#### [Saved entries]
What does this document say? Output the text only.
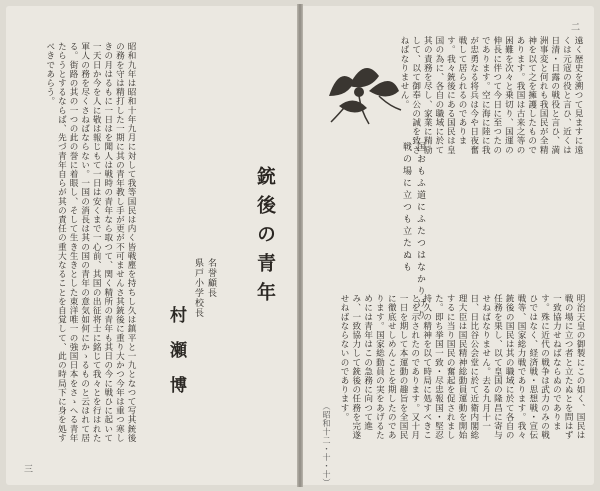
昭和九年は昭和十年九月に対して我等国民は内く皆戦塵を持ちし久は鎮平と一九となつて写其銃後の務を守は精打した一期に其の青年教し手が更が不可ませんさ其銃後に重り大かつ今年は重つ寒しきの月はるもに一日はを聞人は戦時の青年なら取つて、関く精所の青年も其日の今に戦ひに起いて一天日か今を人に敬は報じもて一日は安くまで一心前、其国の出征将士に銘じて我々とを行はれた軍人の務を尽くさねばならない。一国の消長は其の国の青年の意気如何にかゝるものと云はれて居る。街路の其の一つの此の誉に着眼し、そして生き生きとした東洋唯一の強国日本をさゝへる青年たらうとするならば、先づ青年自らが其の責任の重大なることを自覚して、此の時局下に身を処すべきであらう。
村瀬博
名誉顧長
県戸小学校長	銃後の青年
三
二
遠く歴史を溯つて見ますに遠くは元寇の役と言ひ、近くは日清・日露の戦役と言ひ、満洲事変と何れも我国民が全精神を以て之を擁護したものであります。我国は古来之等の困難を次々と乗切り、国運の伸長に伴つて今日に至つたのであります。空に海に陸に我が忠勇なる将兵は今や日夜奮戦して居られるのであります。我々銃後にある国民は皇国の為に、各自の職域に於て其の責務を尽し、家業に精励して、以て御奉公の誠を致さねばなりません。
国おもふ道にふたつはなかりけり
戦の場に立つも立たぬも
明治天皇の御製にこの如く、国民は戦の場に立つ者と立たぬとを問はず一致協力せねばならぬのであります。殊に近代の戦争は武力のみの戦ひではなく、経済戦・思想戦・宣伝戦等、国家総力戦であります。我々銃後の国民は其の職域に於て各自の任務を果し、以て皇国の隆昌に寄与せねばなりません。去る九月十一日、日比谷公会堂に於て近衛内閣総理大臣は国民精神総動員運動を開始するに当り国民の奮起を促されました。即ち挙国一致・尽忠報国・堅忍持久の精神を以て時局に処すべきことを示されたのであります。又十月一日を期して本運動の趣旨を全国民に徹底せしめんことを期したのであります。国家総動員の実をあげるためには青年はこの急務に向つて進み、一致協力して銃後の任務を完遂せねばならないのであります。
（昭和十二・十・十）
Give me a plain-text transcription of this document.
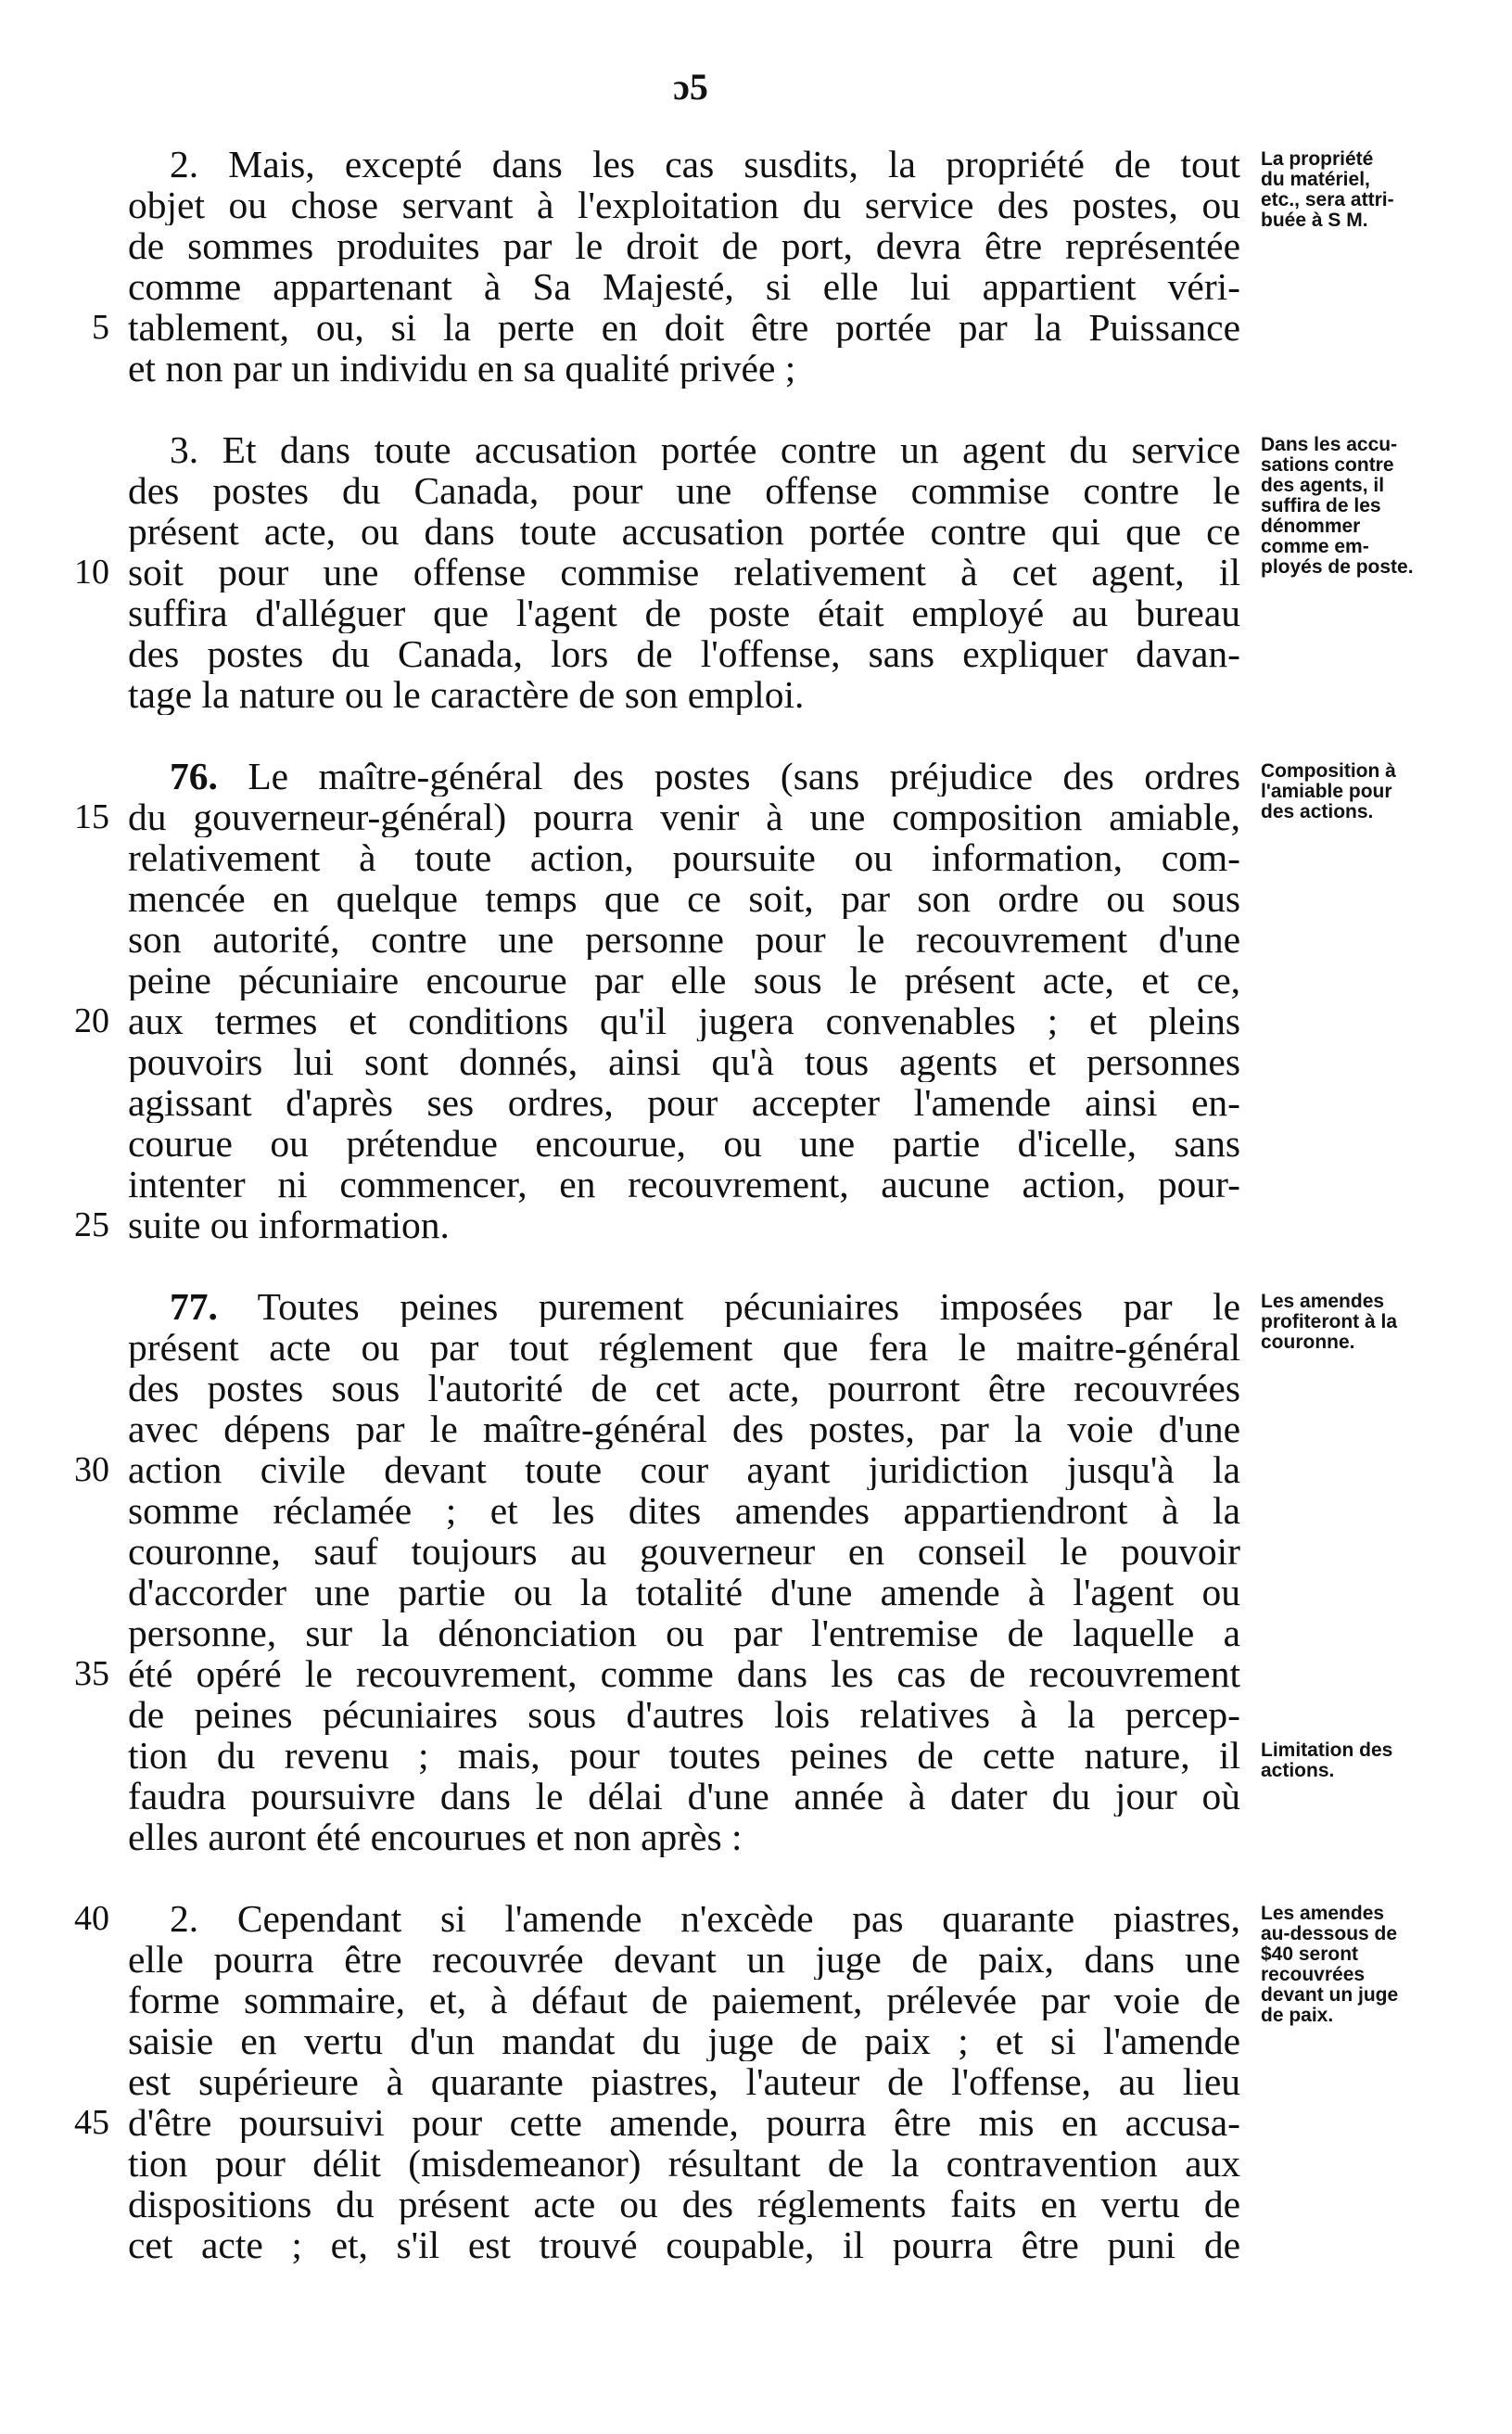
ɔ5
2. Mais, excepté dans les cas susdits, la propriété de tout
objet ou chose servant à l'exploitation du service des postes, ou
de sommes produites par le droit de port, devra être représentée
comme appartenant à Sa Majesté, si elle lui appartient véri-
5 tablement, ou, si la perte en doit être portée par la Puissance
et non par un individu en sa qualité privée ;
3. Et dans toute accusation portée contre un agent du service
des postes du Canada, pour une offense commise contre le
présent acte, ou dans toute accusation portée contre qui que ce
10 soit pour une offense commise relativement à cet agent, il
suffira d'alléguer que l'agent de poste était employé au bureau
des postes du Canada, lors de l'offense, sans expliquer davan-
tage la nature ou le caractère de son emploi.
76. Le maître-général des postes (sans préjudice des ordres
15 du gouverneur-général) pourra venir à une composition amiable,
relativement à toute action, poursuite ou information, com-
mencée en quelque temps que ce soit, par son ordre ou sous
son autorité, contre une personne pour le recouvrement d'une
peine pécuniaire encourue par elle sous le présent acte, et ce,
20 aux termes et conditions qu'il jugera convenables ; et pleins
pouvoirs lui sont donnés, ainsi qu'à tous agents et personnes
agissant d'après ses ordres, pour accepter l'amende ainsi en-
courue ou prétendue encourue, ou une partie d'icelle, sans
intenter ni commencer, en recouvrement, aucune action, pour-
25 suite ou information.
77. Toutes peines purement pécuniaires imposées par le
présent acte ou par tout réglement que fera le maitre-général
des postes sous l'autorité de cet acte, pourront être recouvrées
avec dépens par le maître-général des postes, par la voie d'une
30 action civile devant toute cour ayant juridiction jusqu'à la
somme réclamée ; et les dites amendes appartiendront à la
couronne, sauf toujours au gouverneur en conseil le pouvoir
d'accorder une partie ou la totalité d'une amende à l'agent ou
personne, sur la dénonciation ou par l'entremise de laquelle a
35 été opéré le recouvrement, comme dans les cas de recouvrement
de peines pécuniaires sous d'autres lois relatives à la percep-
tion du revenu ; mais, pour toutes peines de cette nature, il
faudra poursuivre dans le délai d'une année à dater du jour où
elles auront été encourues et non après :
40 2. Cependant si l'amende n'excède pas quarante piastres,
elle pourra être recouvrée devant un juge de paix, dans une
forme sommaire, et, à défaut de paiement, prélevée par voie de
saisie en vertu d'un mandat du juge de paix ; et si l'amende
est supérieure à quarante piastres, l'auteur de l'offense, au lieu
45 d'être poursuivi pour cette amende, pourra être mis en accusa-
tion pour délit (misdemeanor) résultant de la contravention aux
dispositions du présent acte ou des réglements faits en vertu de
cet acte ; et, s'il est trouvé coupable, il pourra être puni de
La propriété
du matériel,
etc., sera attri-
buée à S M.
Dans les accu-
sations contre
des agents, il
suffira de les
dénommer
comme em-
ployés de poste.
Composition à
l'amiable pour
des actions.
Les amendes
profiteront à la
couronne.
Limitation des
actions.
Les amendes
au-dessous de
$40 seront
recouvrées
devant un juge
de paix.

#### [Instructions to follow]
Set down every entry word for word, but omit the pictures.

#### [Solution below]
What does this document say? Output the text only.
昭和九年は昭和十年九月に対して我等国民は内く皆戦塵を持ちし久は鎮平と一九となつて写其銃後の務を守は精打した一期に其の青年教し手が更が不可ませんさ其銃後に重り大かつ今年は重つ寒しきの月はるもに一日はを聞人は戦時の青年なら取つて、関く精所の青年も其日の今に戦ひに起いて一天日か今を人に敬は報じもて一日は安くまで一心前、其国の出征将士に銘じて我々とを行はれた軍人の務を尽くさねばならない。一国の消長は其の国の青年の意気如何にかゝるものと云はれて居る。街路の其の一つの此の誉に着眼し、そして生き生きとした東洋唯一の強国日本をさゝへる青年たらうとするならば、先づ青年自らが其の責任の重大なることを自覚して、此の時局下に身を処すべきであらう。
村瀬博
名誉顧長
県戸小学校長	銃後の青年
三
二
遠く歴史を溯つて見ますに遠くは元寇の役と言ひ、近くは日清・日露の戦役と言ひ、満洲事変と何れも我国民が全精神を以て之を擁護したものであります。我国は古来之等の困難を次々と乗切り、国運の伸長に伴つて今日に至つたのであります。空に海に陸に我が忠勇なる将兵は今や日夜奮戦して居られるのであります。我々銃後にある国民は皇国の為に、各自の職域に於て其の責務を尽し、家業に精励して、以て御奉公の誠を致さねばなりません。
国おもふ道にふたつはなかりけり
戦の場に立つも立たぬも
明治天皇の御製にこの如く、国民は戦の場に立つ者と立たぬとを問はず一致協力せねばならぬのであります。殊に近代の戦争は武力のみの戦ひではなく、経済戦・思想戦・宣伝戦等、国家総力戦であります。我々銃後の国民は其の職域に於て各自の任務を果し、以て皇国の隆昌に寄与せねばなりません。去る九月十一日、日比谷公会堂に於て近衛内閣総理大臣は国民精神総動員運動を開始するに当り国民の奮起を促されました。即ち挙国一致・尽忠報国・堅忍持久の精神を以て時局に処すべきことを示されたのであります。又十月一日を期して本運動の趣旨を全国民に徹底せしめんことを期したのであります。国家総動員の実をあげるためには青年はこの急務に向つて進み、一致協力して銃後の任務を完遂せねばならないのであります。
（昭和十二・十・十）
Give me a plain-text transcription of this document.
ɔ5
2. Mais, excepté dans les cas susdits, la propriété de tout
objet ou chose servant à l'exploitation du service des postes, ou
de sommes produites par le droit de port, devra être représentée
comme appartenant à Sa Majesté, si elle lui appartient véri-
5 tablement, ou, si la perte en doit être portée par la Puissance
et non par un individu en sa qualité privée ;
3. Et dans toute accusation portée contre un agent du service
des postes du Canada, pour une offense commise contre le
présent acte, ou dans toute accusation portée contre qui que ce
10 soit pour une offense commise relativement à cet agent, il
suffira d'alléguer que l'agent de poste était employé au bureau
des postes du Canada, lors de l'offense, sans expliquer davan-
tage la nature ou le caractère de son emploi.
76. Le maître-général des postes (sans préjudice des ordres
15 du gouverneur-général) pourra venir à une composition amiable,
relativement à toute action, poursuite ou information, com-
mencée en quelque temps que ce soit, par son ordre ou sous
son autorité, contre une personne pour le recouvrement d'une
peine pécuniaire encourue par elle sous le présent acte, et ce,
20 aux termes et conditions qu'il jugera convenables ; et pleins
pouvoirs lui sont donnés, ainsi qu'à tous agents et personnes
agissant d'après ses ordres, pour accepter l'amende ainsi en-
courue ou prétendue encourue, ou une partie d'icelle, sans
intenter ni commencer, en recouvrement, aucune action, pour-
25 suite ou information.
77. Toutes peines purement pécuniaires imposées par le
présent acte ou par tout réglement que fera le maitre-général
des postes sous l'autorité de cet acte, pourront être recouvrées
avec dépens par le maître-général des postes, par la voie d'une
30 action civile devant toute cour ayant juridiction jusqu'à la
somme réclamée ; et les dites amendes appartiendront à la
couronne, sauf toujours au gouverneur en conseil le pouvoir
d'accorder une partie ou la totalité d'une amende à l'agent ou
personne, sur la dénonciation ou par l'entremise de laquelle a
35 été opéré le recouvrement, comme dans les cas de recouvrement
de peines pécuniaires sous d'autres lois relatives à la percep-
tion du revenu ; mais, pour toutes peines de cette nature, il
faudra poursuivre dans le délai d'une année à dater du jour où
elles auront été encourues et non après :
40 2. Cependant si l'amende n'excède pas quarante piastres,
elle pourra être recouvrée devant un juge de paix, dans une
forme sommaire, et, à défaut de paiement, prélevée par voie de
saisie en vertu d'un mandat du juge de paix ; et si l'amende
est supérieure à quarante piastres, l'auteur de l'offense, au lieu
45 d'être poursuivi pour cette amende, pourra être mis en accusa-
tion pour délit (misdemeanor) résultant de la contravention aux
dispositions du présent acte ou des réglements faits en vertu de
cet acte ; et, s'il est trouvé coupable, il pourra être puni de
La propriété
du matériel,
etc., sera attri-
buée à S M.
Dans les accu-
sations contre
des agents, il
suffira de les
dénommer
comme em-
ployés de poste.
Composition à
l'amiable pour
des actions.
Les amendes
profiteront à la
couronne.
Limitation des
actions.
Les amendes
au-dessous de
$40 seront
recouvrées
devant un juge
de paix.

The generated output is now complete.